• [INSTRUCTION] Look through the data below and work out how many lines contain the string "green". Give the number alone.

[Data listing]
* START *
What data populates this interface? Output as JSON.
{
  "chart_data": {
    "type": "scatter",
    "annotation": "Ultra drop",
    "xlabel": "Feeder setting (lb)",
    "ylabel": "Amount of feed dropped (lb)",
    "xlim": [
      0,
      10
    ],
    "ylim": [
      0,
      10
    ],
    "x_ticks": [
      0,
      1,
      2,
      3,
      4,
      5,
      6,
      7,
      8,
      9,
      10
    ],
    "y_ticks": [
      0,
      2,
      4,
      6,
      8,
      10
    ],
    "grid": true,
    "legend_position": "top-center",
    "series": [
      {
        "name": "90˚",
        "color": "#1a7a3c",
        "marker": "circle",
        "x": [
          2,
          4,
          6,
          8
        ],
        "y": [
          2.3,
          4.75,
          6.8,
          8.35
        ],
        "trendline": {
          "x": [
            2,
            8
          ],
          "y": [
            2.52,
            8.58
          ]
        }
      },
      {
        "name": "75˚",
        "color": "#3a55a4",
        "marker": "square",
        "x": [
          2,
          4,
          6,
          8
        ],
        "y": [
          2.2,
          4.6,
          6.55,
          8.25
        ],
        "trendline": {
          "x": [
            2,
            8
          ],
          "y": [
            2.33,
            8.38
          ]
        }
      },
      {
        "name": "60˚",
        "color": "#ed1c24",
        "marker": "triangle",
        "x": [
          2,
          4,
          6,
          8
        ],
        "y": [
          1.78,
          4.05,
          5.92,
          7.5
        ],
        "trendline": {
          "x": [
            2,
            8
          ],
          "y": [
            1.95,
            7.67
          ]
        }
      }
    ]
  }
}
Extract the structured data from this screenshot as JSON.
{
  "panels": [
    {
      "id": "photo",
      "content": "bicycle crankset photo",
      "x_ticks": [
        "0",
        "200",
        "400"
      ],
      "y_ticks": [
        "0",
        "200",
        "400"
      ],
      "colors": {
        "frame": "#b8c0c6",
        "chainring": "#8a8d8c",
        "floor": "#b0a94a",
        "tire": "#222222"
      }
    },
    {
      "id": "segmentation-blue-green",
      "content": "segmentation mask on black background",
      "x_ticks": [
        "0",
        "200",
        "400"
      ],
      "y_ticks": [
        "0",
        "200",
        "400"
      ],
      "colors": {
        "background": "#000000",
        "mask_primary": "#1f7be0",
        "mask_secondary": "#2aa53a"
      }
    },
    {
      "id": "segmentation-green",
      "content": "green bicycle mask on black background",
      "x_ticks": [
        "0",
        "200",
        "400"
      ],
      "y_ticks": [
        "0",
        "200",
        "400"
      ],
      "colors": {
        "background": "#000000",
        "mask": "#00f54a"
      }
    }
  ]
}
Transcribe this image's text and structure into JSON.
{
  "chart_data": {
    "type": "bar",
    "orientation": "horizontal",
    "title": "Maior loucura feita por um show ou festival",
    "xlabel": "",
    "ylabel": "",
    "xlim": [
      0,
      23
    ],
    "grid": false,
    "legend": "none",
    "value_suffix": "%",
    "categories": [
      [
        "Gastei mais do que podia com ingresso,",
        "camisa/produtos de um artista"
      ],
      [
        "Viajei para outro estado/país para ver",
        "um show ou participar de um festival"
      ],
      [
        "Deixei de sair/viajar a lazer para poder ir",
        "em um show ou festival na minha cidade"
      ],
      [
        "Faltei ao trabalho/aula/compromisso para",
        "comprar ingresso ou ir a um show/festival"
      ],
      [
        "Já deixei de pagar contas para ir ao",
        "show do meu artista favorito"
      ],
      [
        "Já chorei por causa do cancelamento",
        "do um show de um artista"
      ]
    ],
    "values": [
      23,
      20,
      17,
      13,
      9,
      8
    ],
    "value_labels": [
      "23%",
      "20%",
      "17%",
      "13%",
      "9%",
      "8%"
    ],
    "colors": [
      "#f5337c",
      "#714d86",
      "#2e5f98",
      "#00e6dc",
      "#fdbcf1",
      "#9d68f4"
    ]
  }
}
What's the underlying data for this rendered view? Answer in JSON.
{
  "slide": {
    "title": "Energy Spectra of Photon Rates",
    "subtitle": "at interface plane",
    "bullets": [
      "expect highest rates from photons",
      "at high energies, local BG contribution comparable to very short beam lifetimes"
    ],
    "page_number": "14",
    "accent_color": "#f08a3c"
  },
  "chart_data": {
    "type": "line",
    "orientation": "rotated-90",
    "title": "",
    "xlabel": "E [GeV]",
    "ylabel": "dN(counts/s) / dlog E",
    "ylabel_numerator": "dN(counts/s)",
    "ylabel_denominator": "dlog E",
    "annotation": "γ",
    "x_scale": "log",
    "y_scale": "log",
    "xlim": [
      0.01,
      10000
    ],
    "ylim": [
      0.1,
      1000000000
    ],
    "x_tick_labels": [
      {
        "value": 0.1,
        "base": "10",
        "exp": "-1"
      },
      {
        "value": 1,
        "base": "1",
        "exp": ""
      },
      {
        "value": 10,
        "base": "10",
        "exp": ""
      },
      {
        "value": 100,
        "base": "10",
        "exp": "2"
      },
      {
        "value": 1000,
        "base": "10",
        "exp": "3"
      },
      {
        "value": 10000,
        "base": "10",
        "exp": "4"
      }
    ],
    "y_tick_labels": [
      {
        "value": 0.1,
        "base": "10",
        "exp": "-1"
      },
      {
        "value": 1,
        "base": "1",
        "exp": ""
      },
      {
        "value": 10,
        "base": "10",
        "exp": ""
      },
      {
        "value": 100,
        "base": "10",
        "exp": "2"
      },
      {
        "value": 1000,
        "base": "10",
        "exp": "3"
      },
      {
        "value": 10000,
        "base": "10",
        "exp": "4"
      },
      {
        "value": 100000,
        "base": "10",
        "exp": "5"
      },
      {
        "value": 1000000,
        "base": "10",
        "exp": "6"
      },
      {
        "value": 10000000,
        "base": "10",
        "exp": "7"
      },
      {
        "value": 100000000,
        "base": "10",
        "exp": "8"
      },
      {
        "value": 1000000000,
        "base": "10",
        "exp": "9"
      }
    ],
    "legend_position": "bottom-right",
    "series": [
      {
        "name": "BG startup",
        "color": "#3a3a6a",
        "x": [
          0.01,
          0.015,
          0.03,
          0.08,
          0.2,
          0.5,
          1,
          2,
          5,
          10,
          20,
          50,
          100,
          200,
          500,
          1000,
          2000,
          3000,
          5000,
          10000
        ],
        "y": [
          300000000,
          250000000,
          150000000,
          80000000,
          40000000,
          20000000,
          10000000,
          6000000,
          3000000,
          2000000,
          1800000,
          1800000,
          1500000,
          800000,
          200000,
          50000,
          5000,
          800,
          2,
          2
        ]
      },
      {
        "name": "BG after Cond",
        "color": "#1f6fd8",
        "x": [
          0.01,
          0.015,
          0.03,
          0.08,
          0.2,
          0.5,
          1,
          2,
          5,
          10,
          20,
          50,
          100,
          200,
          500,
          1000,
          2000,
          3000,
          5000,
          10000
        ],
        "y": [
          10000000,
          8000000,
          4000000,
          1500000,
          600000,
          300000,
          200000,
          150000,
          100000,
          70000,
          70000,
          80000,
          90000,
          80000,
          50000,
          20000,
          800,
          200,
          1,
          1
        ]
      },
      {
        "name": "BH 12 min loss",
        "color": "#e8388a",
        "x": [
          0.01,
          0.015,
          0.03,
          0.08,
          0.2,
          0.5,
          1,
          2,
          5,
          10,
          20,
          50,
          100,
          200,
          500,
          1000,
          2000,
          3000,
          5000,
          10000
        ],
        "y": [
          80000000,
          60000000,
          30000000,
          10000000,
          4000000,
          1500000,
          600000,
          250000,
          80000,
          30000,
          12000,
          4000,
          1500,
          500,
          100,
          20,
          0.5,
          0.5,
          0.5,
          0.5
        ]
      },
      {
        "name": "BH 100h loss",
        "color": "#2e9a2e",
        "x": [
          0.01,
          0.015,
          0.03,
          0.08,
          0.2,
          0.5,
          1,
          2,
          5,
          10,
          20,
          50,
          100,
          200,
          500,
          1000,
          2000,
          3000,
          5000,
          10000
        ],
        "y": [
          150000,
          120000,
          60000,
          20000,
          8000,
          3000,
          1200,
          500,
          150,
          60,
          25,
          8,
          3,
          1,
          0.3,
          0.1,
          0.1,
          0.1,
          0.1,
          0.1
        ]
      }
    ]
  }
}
* END *
• [SOLUTION] 3